(Data listing)
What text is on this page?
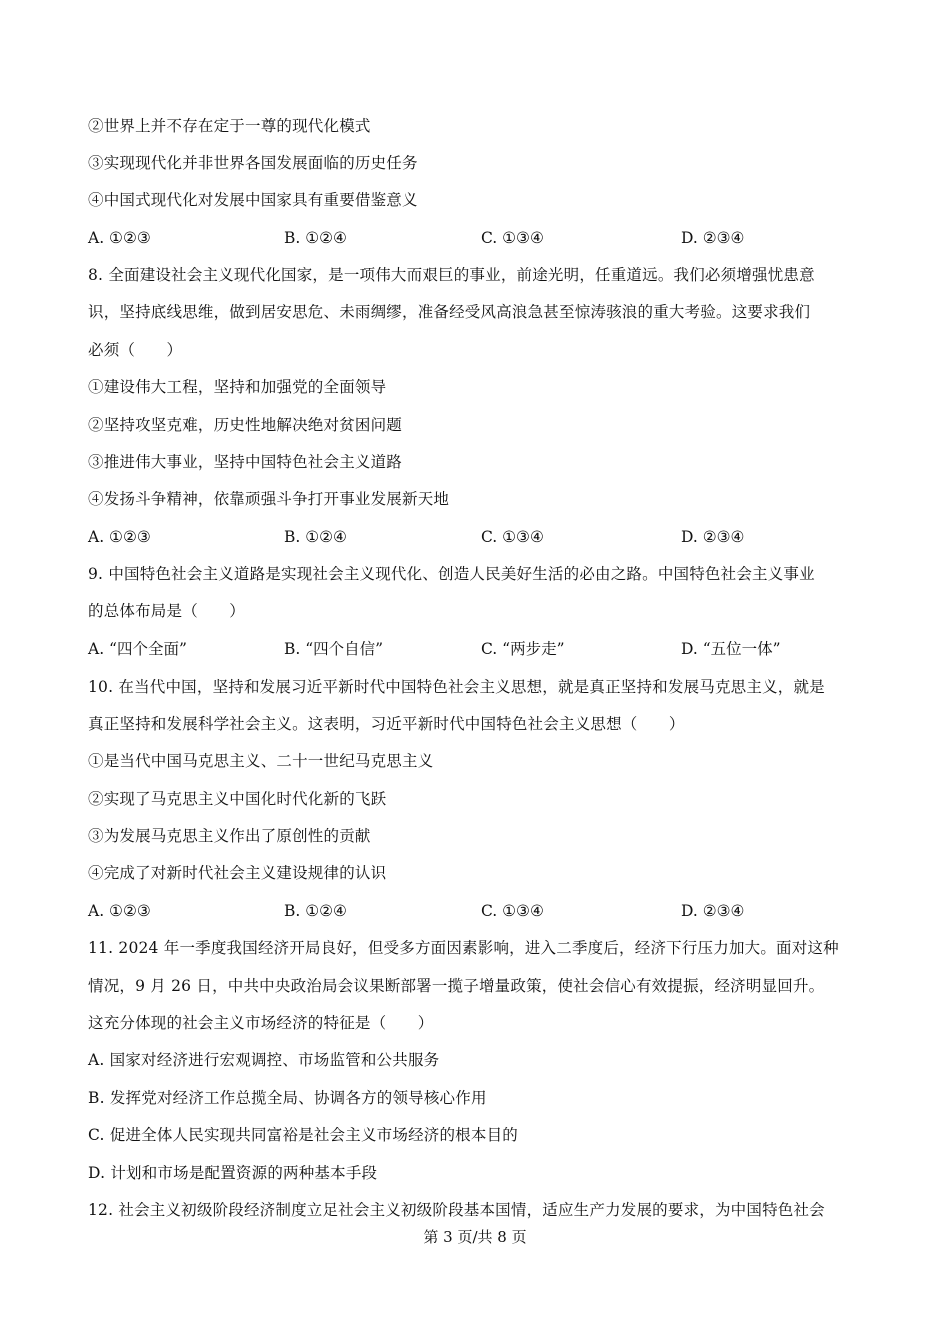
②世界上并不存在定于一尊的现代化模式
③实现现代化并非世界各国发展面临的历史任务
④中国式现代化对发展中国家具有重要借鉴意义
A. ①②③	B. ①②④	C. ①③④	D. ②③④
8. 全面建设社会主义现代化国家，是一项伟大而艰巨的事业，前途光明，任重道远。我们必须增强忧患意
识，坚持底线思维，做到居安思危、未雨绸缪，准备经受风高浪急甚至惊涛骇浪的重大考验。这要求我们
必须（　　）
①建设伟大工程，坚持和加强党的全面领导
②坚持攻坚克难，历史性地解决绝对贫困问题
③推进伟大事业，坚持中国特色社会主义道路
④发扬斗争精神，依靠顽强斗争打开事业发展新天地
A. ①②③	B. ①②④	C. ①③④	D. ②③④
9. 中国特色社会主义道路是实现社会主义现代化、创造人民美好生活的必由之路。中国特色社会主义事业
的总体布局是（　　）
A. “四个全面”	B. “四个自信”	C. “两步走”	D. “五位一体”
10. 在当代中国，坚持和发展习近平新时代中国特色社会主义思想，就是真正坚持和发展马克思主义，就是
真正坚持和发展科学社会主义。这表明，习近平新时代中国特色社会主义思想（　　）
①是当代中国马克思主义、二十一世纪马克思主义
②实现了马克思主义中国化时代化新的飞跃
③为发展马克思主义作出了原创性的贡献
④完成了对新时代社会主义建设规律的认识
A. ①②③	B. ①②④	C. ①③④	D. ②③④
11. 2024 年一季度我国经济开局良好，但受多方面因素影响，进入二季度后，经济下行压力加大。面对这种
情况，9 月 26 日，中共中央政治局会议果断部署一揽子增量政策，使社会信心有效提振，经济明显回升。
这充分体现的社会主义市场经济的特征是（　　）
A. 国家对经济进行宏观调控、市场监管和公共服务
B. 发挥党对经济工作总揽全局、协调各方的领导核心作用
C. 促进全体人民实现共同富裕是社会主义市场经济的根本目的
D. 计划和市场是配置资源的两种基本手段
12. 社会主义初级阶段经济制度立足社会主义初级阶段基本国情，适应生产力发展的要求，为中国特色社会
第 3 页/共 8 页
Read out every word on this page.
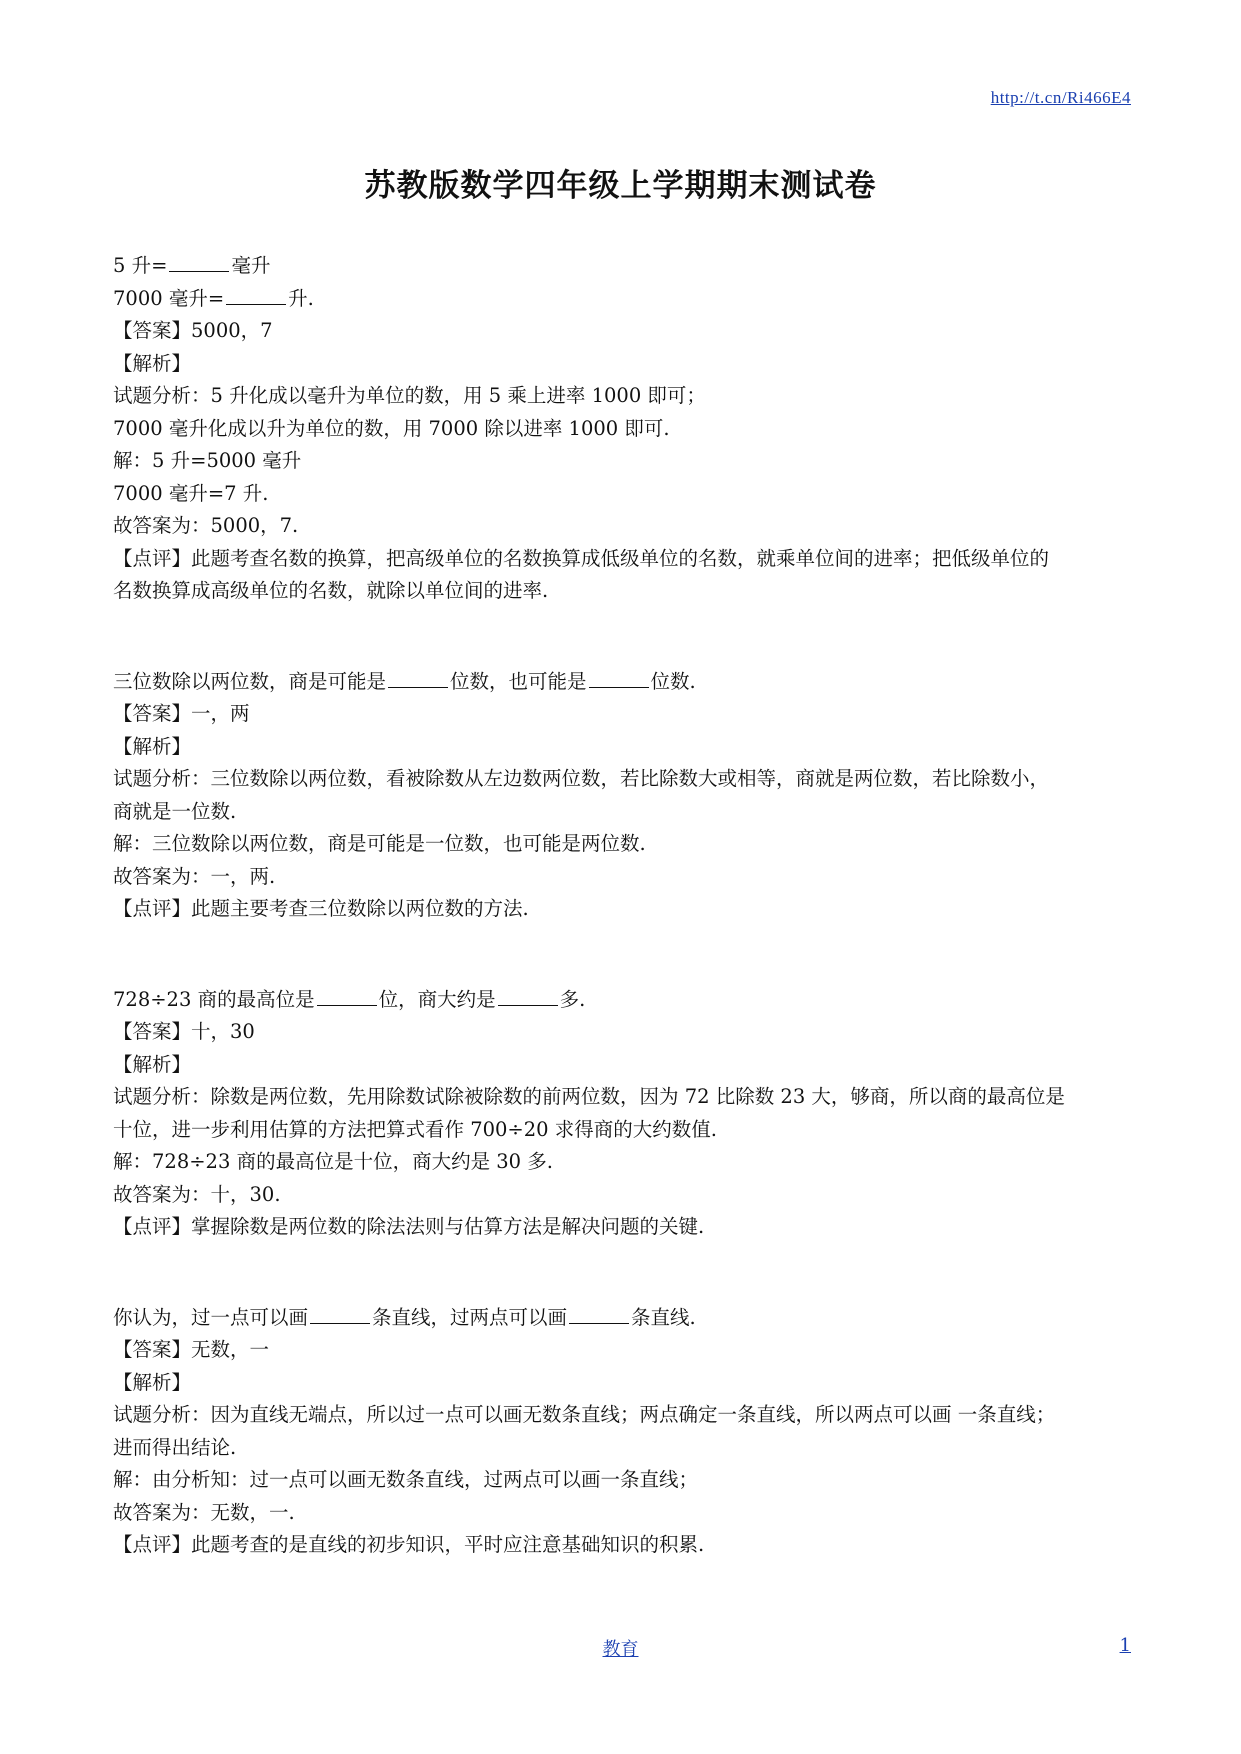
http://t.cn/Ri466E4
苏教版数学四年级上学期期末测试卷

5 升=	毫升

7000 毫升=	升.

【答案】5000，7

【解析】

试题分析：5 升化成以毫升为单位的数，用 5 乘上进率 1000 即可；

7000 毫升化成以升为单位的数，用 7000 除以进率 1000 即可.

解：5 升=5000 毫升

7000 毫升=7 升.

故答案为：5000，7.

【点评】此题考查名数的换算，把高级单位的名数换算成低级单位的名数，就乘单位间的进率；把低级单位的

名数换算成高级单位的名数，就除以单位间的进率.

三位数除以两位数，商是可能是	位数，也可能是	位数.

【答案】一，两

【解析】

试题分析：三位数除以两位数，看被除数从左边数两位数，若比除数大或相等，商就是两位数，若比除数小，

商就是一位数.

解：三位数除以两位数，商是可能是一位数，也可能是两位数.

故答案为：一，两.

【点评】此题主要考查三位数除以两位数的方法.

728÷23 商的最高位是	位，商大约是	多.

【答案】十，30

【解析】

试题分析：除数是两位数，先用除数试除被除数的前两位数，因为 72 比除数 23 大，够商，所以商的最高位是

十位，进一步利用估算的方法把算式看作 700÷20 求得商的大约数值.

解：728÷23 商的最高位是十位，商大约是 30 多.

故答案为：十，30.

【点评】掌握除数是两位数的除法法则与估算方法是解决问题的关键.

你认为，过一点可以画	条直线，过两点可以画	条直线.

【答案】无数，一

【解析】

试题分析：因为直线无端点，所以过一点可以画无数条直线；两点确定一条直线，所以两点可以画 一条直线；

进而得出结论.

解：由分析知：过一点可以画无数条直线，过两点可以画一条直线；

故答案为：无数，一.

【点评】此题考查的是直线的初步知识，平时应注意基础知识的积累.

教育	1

## Task statement
Search the listing for the string "商大约是". Copy each line where it turns up.

## Complete response
728÷23 商的最高位是	位，商大约是	多.
解：728÷23 商的最高位是十位，商大约是 30 多.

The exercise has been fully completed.